- [STUDY TEXT]

Next came Descemet’s stripping endothelial keratoplasty (DSEK), where only a thin layer of stroma was transplanted along with the DM and endothelium. This reduced a lot of the complications of DLEK, and best potential visual acuity was improved in comparison.

Descemet’s stripping automated endothelial keratoplasty (DSAEK) came after that and is essentially the same procedure, but instead of the surgeon manually dissecting the donor stromal bed by hand, in DSAEK a microkeratome or femtosecond laser is used on the donor, hence the term “automated.”

Descemet’s membrane endothelial keratoplasty (DMEK) has taken the next logical step and has done away with any stromal bed altogether and only transplants DM and endothelium. In DMEK and DSAEK, after the donor tissue is centered in place, an air bubble is injected underneath the graft to create apposition between the donor and host tissue. Cycloplegic drops are given to reduce risk of pupillary block, and some surgeons put an inferiorly placed iridectomy (inferior because there’s less risk of an air bubble occluding it). Patients are typically advised to lie flat for 6 to 24 hours, depending on the surgeon’s preference.

Extracted data entries:
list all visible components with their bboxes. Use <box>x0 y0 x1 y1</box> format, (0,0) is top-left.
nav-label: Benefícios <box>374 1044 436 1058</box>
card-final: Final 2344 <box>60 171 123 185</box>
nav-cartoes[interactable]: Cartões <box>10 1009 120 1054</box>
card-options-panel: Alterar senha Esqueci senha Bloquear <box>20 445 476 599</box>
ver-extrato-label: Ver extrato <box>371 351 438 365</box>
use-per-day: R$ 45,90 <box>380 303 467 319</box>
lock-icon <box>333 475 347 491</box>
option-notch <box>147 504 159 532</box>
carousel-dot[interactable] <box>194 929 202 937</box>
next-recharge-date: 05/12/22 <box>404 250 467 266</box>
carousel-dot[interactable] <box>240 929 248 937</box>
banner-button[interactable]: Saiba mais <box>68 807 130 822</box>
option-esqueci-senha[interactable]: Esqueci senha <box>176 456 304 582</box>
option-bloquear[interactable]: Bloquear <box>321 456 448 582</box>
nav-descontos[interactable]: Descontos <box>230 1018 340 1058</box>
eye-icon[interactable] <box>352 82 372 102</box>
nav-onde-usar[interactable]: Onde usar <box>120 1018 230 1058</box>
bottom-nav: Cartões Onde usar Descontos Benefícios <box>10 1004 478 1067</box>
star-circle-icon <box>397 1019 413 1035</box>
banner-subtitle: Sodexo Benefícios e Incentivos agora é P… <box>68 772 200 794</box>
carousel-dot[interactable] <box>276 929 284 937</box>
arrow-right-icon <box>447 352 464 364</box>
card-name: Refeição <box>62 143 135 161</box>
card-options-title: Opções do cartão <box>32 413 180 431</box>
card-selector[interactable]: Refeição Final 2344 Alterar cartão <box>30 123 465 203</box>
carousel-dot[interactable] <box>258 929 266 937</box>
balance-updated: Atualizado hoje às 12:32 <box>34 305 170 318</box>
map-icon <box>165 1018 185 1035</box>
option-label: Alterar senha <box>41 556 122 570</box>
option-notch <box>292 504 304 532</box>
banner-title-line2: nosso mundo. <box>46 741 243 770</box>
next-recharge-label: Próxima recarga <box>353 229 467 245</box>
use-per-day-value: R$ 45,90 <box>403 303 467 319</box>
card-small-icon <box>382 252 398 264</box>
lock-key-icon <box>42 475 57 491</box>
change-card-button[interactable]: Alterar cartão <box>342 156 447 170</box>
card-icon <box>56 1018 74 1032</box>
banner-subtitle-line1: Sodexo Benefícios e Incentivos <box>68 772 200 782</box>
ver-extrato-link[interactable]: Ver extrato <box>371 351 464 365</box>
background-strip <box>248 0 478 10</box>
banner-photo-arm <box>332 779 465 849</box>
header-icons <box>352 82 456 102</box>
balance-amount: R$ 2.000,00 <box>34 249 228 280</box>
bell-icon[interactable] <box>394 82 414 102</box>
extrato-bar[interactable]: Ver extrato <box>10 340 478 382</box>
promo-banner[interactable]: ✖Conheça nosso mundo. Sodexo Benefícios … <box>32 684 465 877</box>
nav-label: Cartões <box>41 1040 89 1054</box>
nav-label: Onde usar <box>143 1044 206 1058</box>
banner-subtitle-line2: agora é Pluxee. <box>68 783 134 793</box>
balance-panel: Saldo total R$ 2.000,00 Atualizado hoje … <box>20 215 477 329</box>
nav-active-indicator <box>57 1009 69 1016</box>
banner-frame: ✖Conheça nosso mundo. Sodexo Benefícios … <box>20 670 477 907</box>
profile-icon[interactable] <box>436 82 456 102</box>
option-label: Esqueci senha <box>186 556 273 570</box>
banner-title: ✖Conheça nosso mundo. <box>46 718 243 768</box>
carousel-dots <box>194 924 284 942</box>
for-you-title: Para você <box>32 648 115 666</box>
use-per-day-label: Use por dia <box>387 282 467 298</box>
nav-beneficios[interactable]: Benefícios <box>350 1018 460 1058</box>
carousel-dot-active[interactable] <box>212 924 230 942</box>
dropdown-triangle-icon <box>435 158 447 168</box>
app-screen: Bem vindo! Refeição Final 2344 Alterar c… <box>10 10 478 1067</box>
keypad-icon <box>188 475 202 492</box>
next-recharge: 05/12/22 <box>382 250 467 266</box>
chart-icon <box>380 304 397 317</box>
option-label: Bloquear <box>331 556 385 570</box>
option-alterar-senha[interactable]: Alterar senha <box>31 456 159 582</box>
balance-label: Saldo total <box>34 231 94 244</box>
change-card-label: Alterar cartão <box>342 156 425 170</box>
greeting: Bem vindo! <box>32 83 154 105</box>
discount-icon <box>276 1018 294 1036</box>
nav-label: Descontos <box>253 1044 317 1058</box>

- [EXERCISE 1]
Answer these questions from the keratoplasty text:
(a) In DSAEK, what is used on the donor instead of manual dissection by the surgeon?
(b) In DMEK and DSAEK, what is injected underneath the graft once the donor tissue is centered?
(c) For how long are patients typically advised to lie flat?
- [EXERCISE 2] Reproduce the passage of the keratoplasty text starting at "Next came Descemet’s" and ending at "improved in comparison.", replacing "thin layer" with "slim layer".

- [ANSWER 1]
(a) A microkeratome or femtosecond laser.
(b) An air bubble.
(c) For 6 to 24 hours, depending on the surgeon's preference.

- [ANSWER 2]
Next came Descemet’s stripping endothelial keratoplasty (DSEK), where only a slim layer of stroma was transplanted along with the DM and endothelium. This reduced a lot of the complications of DLEK, and best potential visual acuity was improved in comparison.